··· Input data

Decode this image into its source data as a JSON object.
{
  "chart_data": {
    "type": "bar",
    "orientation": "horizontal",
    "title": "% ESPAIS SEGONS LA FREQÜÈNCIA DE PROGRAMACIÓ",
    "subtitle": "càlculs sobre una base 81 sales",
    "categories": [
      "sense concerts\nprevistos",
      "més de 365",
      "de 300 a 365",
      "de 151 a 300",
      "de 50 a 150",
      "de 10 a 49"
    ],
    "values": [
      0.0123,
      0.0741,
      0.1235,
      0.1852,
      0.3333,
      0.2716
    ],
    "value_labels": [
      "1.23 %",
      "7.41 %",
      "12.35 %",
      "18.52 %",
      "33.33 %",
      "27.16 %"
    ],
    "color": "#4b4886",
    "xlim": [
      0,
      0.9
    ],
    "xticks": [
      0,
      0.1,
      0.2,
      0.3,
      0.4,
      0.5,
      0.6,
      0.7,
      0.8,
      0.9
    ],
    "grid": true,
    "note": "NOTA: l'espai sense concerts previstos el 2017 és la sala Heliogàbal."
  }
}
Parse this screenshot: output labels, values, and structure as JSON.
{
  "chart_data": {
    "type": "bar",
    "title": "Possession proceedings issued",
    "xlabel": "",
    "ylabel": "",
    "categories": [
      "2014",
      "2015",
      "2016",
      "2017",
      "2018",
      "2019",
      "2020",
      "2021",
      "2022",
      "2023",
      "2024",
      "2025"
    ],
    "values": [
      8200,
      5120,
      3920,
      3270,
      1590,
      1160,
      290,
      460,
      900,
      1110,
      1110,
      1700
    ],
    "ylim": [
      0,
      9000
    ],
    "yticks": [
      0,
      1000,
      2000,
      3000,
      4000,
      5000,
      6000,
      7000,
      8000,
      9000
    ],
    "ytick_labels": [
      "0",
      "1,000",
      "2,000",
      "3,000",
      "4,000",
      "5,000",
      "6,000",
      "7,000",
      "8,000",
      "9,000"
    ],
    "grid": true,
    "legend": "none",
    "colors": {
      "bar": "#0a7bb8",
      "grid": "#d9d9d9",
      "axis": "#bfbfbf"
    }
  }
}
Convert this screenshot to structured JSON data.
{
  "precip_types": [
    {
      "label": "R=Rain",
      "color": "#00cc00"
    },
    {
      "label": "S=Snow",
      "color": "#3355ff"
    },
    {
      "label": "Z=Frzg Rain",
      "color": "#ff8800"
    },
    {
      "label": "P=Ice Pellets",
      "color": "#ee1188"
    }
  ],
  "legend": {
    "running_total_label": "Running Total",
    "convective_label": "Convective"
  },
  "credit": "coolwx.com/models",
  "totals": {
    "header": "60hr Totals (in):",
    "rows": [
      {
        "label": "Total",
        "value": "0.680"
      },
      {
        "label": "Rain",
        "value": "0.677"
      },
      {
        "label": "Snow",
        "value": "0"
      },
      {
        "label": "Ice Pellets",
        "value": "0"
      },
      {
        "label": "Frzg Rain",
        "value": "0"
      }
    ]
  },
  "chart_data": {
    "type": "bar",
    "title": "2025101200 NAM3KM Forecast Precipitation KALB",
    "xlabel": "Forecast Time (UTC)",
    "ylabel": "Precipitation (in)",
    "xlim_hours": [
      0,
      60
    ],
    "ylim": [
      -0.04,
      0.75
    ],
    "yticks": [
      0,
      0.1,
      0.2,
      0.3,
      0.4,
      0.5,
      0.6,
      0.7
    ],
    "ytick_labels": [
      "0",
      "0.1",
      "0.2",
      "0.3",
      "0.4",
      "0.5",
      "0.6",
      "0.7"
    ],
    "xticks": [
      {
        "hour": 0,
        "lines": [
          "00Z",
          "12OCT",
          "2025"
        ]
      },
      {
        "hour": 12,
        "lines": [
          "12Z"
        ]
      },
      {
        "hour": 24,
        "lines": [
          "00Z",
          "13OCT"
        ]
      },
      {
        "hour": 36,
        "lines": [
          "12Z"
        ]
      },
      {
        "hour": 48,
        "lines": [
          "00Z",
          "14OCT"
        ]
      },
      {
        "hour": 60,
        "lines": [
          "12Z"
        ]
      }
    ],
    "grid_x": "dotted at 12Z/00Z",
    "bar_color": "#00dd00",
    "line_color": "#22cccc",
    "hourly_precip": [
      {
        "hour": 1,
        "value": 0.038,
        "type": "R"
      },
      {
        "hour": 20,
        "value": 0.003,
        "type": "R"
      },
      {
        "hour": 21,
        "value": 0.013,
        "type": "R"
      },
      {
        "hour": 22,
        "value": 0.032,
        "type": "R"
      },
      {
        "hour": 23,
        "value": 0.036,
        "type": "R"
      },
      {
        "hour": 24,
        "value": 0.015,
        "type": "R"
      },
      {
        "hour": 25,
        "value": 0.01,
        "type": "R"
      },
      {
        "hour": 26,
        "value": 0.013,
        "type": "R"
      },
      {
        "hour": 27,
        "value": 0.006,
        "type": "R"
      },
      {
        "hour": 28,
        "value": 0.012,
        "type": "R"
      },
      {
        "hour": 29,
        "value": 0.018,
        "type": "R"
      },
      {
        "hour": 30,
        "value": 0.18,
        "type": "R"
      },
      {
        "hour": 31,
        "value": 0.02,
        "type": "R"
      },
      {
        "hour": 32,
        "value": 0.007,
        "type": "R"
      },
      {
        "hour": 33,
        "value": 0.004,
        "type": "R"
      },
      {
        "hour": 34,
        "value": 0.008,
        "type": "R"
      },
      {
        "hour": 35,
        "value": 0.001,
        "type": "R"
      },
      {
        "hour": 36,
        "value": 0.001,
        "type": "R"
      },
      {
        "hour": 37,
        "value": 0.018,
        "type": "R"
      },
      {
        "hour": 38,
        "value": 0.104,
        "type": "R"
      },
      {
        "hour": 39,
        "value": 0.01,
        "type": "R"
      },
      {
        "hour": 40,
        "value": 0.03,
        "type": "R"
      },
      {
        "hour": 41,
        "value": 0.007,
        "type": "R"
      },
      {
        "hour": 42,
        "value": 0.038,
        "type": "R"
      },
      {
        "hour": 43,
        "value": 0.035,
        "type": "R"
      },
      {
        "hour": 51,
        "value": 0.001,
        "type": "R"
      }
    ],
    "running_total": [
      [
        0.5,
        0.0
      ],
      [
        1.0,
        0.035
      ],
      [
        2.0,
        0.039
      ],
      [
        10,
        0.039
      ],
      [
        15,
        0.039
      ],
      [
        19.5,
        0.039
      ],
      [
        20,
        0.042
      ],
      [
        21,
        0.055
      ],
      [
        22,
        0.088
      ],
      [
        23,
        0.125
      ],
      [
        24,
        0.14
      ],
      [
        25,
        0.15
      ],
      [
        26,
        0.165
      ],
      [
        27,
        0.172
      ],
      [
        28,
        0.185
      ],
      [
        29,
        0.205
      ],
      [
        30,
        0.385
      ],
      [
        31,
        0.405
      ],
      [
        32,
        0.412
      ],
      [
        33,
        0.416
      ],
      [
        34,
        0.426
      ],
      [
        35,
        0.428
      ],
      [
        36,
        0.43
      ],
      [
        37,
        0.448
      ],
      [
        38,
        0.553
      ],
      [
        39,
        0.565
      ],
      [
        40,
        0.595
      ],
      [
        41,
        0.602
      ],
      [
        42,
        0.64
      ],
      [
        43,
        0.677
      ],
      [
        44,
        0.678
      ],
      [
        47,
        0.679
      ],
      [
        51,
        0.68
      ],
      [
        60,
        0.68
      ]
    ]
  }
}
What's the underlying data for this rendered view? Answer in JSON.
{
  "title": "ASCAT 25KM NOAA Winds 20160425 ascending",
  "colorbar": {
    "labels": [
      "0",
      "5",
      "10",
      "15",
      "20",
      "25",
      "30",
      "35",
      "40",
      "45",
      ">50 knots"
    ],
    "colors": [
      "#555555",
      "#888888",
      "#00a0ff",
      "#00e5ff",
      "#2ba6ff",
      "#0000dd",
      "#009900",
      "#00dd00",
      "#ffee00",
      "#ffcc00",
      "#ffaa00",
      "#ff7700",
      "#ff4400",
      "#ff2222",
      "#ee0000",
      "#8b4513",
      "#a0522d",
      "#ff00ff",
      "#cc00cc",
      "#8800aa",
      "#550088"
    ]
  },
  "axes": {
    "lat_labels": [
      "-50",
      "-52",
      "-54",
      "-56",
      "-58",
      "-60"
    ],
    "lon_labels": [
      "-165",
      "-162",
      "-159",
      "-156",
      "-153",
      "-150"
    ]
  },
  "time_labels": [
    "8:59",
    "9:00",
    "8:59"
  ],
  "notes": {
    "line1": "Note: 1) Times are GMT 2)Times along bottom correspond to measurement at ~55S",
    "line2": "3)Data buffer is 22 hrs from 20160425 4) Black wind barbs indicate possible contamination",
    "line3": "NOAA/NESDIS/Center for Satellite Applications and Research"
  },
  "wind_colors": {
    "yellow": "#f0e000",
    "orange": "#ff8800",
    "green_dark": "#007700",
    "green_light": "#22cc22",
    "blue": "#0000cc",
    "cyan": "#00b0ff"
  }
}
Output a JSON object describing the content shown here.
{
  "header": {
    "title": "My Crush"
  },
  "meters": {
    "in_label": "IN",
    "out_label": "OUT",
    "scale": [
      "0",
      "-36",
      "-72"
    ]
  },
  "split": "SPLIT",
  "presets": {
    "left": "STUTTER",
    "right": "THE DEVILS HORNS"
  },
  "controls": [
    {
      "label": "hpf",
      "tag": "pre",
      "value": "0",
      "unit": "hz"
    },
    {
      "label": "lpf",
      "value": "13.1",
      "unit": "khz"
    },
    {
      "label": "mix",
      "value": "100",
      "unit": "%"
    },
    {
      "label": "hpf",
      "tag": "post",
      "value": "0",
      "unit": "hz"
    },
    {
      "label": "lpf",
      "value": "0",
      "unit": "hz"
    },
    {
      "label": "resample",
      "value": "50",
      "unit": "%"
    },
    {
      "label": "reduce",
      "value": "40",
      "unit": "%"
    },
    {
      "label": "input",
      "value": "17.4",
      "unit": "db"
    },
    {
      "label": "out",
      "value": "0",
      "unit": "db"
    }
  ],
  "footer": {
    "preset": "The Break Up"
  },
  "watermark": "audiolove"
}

······

#### [Task goal]
Take each line of the material that contains the word "Precipitation" and list it.

#### [Answer below]
    "title": "2025101200 NAM3KM Forecast Precipitation KALB",
    "ylabel": "Precipitation (in)",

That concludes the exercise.